OBJECTIVE => Please copy every line of the records below that holds the word "énergie".

# start of EXTRACTED ENTRIES

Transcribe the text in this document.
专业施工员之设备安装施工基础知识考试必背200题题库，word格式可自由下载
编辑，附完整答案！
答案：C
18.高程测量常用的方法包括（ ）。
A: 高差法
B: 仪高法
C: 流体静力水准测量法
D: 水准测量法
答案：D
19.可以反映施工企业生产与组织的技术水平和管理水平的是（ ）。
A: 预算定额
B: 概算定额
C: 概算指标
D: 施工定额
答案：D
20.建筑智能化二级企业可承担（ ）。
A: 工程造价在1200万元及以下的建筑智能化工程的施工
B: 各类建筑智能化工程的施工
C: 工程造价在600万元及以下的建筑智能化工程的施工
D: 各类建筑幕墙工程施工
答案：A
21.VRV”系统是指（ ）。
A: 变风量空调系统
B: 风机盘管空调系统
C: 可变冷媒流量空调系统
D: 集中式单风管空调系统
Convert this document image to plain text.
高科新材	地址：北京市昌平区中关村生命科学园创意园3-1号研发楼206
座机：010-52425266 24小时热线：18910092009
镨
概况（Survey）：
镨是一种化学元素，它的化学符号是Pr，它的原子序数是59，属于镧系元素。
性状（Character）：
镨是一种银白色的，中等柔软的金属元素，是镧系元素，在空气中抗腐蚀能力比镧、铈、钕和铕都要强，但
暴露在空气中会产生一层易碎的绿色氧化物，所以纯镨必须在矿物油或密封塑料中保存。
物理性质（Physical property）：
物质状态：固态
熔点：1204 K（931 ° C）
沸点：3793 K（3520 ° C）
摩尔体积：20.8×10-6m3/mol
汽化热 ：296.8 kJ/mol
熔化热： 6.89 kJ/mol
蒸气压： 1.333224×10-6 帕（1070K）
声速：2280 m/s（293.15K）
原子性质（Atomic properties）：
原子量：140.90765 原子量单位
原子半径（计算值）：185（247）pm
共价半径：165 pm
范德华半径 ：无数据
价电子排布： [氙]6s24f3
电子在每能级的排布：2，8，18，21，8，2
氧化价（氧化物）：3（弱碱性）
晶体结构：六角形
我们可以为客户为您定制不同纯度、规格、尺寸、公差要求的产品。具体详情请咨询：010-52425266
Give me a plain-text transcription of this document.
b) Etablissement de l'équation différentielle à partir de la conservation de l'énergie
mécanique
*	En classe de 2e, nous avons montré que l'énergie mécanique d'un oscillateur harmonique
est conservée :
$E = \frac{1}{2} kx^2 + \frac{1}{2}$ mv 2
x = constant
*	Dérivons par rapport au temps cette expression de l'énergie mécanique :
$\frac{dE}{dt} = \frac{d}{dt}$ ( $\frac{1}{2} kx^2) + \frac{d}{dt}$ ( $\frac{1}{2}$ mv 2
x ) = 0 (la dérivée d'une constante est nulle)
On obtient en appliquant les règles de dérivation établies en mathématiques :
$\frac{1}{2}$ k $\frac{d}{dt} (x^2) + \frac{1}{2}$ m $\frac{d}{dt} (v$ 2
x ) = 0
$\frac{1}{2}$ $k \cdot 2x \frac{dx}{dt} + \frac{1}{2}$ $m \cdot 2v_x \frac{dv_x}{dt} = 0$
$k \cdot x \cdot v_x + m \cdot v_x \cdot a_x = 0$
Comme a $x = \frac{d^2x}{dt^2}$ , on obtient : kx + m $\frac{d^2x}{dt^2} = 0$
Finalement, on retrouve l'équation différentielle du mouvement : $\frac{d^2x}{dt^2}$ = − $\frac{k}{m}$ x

# end of EXTRACTED ENTRIES

FINAL RESULT =>
b) Etablissement de l'équation différentielle à partir de la conservation de l'énergie
*	En classe de 2e, nous avons montré que l'énergie mécanique d'un oscillateur harmonique
*	Dérivons par rapport au temps cette expression de l'énergie mécanique :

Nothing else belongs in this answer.